Records supplied:
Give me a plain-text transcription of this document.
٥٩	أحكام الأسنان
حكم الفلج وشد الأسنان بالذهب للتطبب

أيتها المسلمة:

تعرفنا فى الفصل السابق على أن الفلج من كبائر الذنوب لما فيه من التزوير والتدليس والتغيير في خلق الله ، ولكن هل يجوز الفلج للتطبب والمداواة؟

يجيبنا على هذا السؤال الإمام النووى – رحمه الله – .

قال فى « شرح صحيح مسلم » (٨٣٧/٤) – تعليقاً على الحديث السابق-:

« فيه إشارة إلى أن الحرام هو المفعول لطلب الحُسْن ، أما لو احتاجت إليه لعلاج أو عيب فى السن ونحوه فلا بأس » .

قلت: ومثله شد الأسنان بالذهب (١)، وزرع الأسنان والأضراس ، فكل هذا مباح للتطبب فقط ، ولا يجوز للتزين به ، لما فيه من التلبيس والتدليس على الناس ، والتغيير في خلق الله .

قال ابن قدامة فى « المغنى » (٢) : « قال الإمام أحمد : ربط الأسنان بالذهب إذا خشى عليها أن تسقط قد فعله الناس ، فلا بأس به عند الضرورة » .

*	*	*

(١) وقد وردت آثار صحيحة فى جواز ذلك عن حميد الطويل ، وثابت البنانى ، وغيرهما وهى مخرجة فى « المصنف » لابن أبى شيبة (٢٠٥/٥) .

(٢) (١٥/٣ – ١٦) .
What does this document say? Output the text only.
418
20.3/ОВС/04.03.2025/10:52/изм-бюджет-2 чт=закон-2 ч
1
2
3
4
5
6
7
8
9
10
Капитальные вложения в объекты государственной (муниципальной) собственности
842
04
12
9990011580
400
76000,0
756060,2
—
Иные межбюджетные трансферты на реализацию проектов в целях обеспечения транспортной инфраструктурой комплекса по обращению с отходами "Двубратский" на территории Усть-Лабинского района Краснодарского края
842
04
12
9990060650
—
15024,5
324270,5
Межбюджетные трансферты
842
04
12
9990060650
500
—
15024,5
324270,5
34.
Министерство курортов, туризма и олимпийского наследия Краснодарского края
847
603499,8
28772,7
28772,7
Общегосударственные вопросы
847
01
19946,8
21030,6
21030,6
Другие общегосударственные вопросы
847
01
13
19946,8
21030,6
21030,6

Work to complete: Copy every line exactly. Leave nothing out.

Written answer:
Give me a plain-text transcription of this document.
٥٩	أحكام الأسنان
حكم الفلج وشد الأسنان بالذهب للتطبب

أيتها المسلمة:

تعرفنا فى الفصل السابق على أن الفلج من كبائر الذنوب لما فيه من التزوير والتدليس والتغيير في خلق الله ، ولكن هل يجوز الفلج للتطبب والمداواة؟

يجيبنا على هذا السؤال الإمام النووى – رحمه الله – .

قال فى « شرح صحيح مسلم » (٨٣٧/٤) – تعليقاً على الحديث السابق-:

« فيه إشارة إلى أن الحرام هو المفعول لطلب الحُسْن ، أما لو احتاجت إليه لعلاج أو عيب فى السن ونحوه فلا بأس » .

قلت: ومثله شد الأسنان بالذهب (١)، وزرع الأسنان والأضراس ، فكل هذا مباح للتطبب فقط ، ولا يجوز للتزين به ، لما فيه من التلبيس والتدليس على الناس ، والتغيير في خلق الله .

قال ابن قدامة فى « المغنى » (٢) : « قال الإمام أحمد : ربط الأسنان بالذهب إذا خشى عليها أن تسقط قد فعله الناس ، فلا بأس به عند الضرورة » .

*	*	*

(١) وقد وردت آثار صحيحة فى جواز ذلك عن حميد الطويل ، وثابت البنانى ، وغيرهما وهى مخرجة فى « المصنف » لابن أبى شيبة (٢٠٥/٥) .

(٢) (١٥/٣ – ١٦) .
What does this document say? Output the text only.
418
20.3/ОВС/04.03.2025/10:52/изм-бюджет-2 чт=закон-2 ч
1
2
3
4
5
6
7
8
9
10
Капитальные вложения в объекты государственной (муниципальной) собственности
842
04
12
9990011580
400
76000,0
756060,2
—
Иные межбюджетные трансферты на реализацию проектов в целях обеспечения транспортной инфраструктурой комплекса по обращению с отходами "Двубратский" на территории Усть-Лабинского района Краснодарского края
842
04
12
9990060650
—
15024,5
324270,5
Межбюджетные трансферты
842
04
12
9990060650
500
—
15024,5
324270,5
34.
Министерство курортов, туризма и олимпийского наследия Краснодарского края
847
603499,8
28772,7
28772,7
Общегосударственные вопросы
847
01
19946,8
21030,6
21030,6
Другие общегосударственные вопросы
847
01
13
19946,8
21030,6
21030,6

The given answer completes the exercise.